*Aim of the exercise*
Copy every line of the data exactly, leaving nothing out.

*Material for the task*

::::::

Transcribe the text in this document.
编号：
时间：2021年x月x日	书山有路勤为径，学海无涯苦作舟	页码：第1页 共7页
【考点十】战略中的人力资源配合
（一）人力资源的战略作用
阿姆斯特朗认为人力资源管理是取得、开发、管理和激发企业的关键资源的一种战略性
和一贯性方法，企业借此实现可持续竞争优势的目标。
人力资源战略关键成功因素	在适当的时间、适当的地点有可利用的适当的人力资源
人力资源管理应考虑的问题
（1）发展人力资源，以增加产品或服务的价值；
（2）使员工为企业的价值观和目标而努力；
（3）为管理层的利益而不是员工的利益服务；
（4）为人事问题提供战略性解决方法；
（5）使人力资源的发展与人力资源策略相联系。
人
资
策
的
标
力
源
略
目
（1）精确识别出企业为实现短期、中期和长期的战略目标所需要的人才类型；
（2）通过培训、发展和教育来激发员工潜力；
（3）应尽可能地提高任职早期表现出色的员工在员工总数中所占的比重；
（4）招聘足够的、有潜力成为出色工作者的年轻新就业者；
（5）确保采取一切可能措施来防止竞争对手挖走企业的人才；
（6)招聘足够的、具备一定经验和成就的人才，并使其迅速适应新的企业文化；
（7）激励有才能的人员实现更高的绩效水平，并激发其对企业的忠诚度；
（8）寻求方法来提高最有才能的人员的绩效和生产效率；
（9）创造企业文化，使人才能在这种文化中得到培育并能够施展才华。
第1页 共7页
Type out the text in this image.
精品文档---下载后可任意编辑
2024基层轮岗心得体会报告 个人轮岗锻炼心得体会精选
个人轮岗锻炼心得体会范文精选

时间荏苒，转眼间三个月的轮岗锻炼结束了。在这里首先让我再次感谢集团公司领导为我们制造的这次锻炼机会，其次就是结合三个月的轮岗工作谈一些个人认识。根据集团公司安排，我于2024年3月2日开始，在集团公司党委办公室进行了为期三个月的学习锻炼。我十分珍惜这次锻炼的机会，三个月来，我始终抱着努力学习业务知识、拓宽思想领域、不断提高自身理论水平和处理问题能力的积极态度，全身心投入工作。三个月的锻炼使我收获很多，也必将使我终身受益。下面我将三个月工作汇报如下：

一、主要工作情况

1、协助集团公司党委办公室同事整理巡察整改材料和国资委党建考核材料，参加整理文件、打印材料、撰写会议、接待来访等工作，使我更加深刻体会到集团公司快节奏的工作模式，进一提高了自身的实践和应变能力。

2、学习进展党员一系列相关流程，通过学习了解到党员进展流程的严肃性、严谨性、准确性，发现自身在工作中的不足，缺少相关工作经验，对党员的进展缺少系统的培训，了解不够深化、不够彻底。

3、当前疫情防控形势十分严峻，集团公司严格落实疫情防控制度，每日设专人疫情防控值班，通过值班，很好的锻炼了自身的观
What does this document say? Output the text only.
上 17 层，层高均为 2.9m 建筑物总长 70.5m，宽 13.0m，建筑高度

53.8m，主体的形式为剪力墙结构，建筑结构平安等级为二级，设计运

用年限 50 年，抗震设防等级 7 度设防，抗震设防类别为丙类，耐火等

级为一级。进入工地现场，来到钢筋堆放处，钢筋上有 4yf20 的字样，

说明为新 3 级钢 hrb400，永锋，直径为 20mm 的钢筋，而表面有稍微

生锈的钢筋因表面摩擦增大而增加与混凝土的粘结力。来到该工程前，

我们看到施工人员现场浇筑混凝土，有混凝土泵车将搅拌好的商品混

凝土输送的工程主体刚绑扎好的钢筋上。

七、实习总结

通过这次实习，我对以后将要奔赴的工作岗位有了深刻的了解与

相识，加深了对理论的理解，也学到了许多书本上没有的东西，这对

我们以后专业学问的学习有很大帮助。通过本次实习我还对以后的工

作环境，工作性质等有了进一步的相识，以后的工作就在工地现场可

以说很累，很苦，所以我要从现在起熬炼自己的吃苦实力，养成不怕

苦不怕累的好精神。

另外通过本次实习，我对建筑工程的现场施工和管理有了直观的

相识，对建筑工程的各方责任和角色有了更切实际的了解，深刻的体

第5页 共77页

::::::

*Expected output*
Transcribe the text in this document.
编号：
时间：2021年x月x日	书山有路勤为径，学海无涯苦作舟	页码：第1页 共7页
【考点十】战略中的人力资源配合
（一）人力资源的战略作用
阿姆斯特朗认为人力资源管理是取得、开发、管理和激发企业的关键资源的一种战略性
和一贯性方法，企业借此实现可持续竞争优势的目标。
人力资源战略关键成功因素	在适当的时间、适当的地点有可利用的适当的人力资源
人力资源管理应考虑的问题
（1）发展人力资源，以增加产品或服务的价值；
（2）使员工为企业的价值观和目标而努力；
（3）为管理层的利益而不是员工的利益服务；
（4）为人事问题提供战略性解决方法；
（5）使人力资源的发展与人力资源策略相联系。
人
资
策
的
标
力
源
略
目
（1）精确识别出企业为实现短期、中期和长期的战略目标所需要的人才类型；
（2）通过培训、发展和教育来激发员工潜力；
（3）应尽可能地提高任职早期表现出色的员工在员工总数中所占的比重；
（4）招聘足够的、有潜力成为出色工作者的年轻新就业者；
（5）确保采取一切可能措施来防止竞争对手挖走企业的人才；
（6)招聘足够的、具备一定经验和成就的人才，并使其迅速适应新的企业文化；
（7）激励有才能的人员实现更高的绩效水平，并激发其对企业的忠诚度；
（8）寻求方法来提高最有才能的人员的绩效和生产效率；
（9）创造企业文化，使人才能在这种文化中得到培育并能够施展才华。
第1页 共7页
Type out the text in this image.
精品文档---下载后可任意编辑
2024基层轮岗心得体会报告 个人轮岗锻炼心得体会精选
个人轮岗锻炼心得体会范文精选

时间荏苒，转眼间三个月的轮岗锻炼结束了。在这里首先让我再次感谢集团公司领导为我们制造的这次锻炼机会，其次就是结合三个月的轮岗工作谈一些个人认识。根据集团公司安排，我于2024年3月2日开始，在集团公司党委办公室进行了为期三个月的学习锻炼。我十分珍惜这次锻炼的机会，三个月来，我始终抱着努力学习业务知识、拓宽思想领域、不断提高自身理论水平和处理问题能力的积极态度，全身心投入工作。三个月的锻炼使我收获很多，也必将使我终身受益。下面我将三个月工作汇报如下：

一、主要工作情况

1、协助集团公司党委办公室同事整理巡察整改材料和国资委党建考核材料，参加整理文件、打印材料、撰写会议、接待来访等工作，使我更加深刻体会到集团公司快节奏的工作模式，进一提高了自身的实践和应变能力。

2、学习进展党员一系列相关流程，通过学习了解到党员进展流程的严肃性、严谨性、准确性，发现自身在工作中的不足，缺少相关工作经验，对党员的进展缺少系统的培训，了解不够深化、不够彻底。

3、当前疫情防控形势十分严峻，集团公司严格落实疫情防控制度，每日设专人疫情防控值班，通过值班，很好的锻炼了自身的观
What does this document say? Output the text only.
上 17 层，层高均为 2.9m 建筑物总长 70.5m，宽 13.0m，建筑高度

53.8m，主体的形式为剪力墙结构，建筑结构平安等级为二级，设计运

用年限 50 年，抗震设防等级 7 度设防，抗震设防类别为丙类，耐火等

级为一级。进入工地现场，来到钢筋堆放处，钢筋上有 4yf20 的字样，

说明为新 3 级钢 hrb400，永锋，直径为 20mm 的钢筋，而表面有稍微

生锈的钢筋因表面摩擦增大而增加与混凝土的粘结力。来到该工程前，

我们看到施工人员现场浇筑混凝土，有混凝土泵车将搅拌好的商品混

凝土输送的工程主体刚绑扎好的钢筋上。

七、实习总结

通过这次实习，我对以后将要奔赴的工作岗位有了深刻的了解与

相识，加深了对理论的理解，也学到了许多书本上没有的东西，这对

我们以后专业学问的学习有很大帮助。通过本次实习我还对以后的工

作环境，工作性质等有了进一步的相识，以后的工作就在工地现场可

以说很累，很苦，所以我要从现在起熬炼自己的吃苦实力，养成不怕

苦不怕累的好精神。

另外通过本次实习，我对建筑工程的现场施工和管理有了直观的

相识，对建筑工程的各方责任和角色有了更切实际的了解，深刻的体

第5页 共77页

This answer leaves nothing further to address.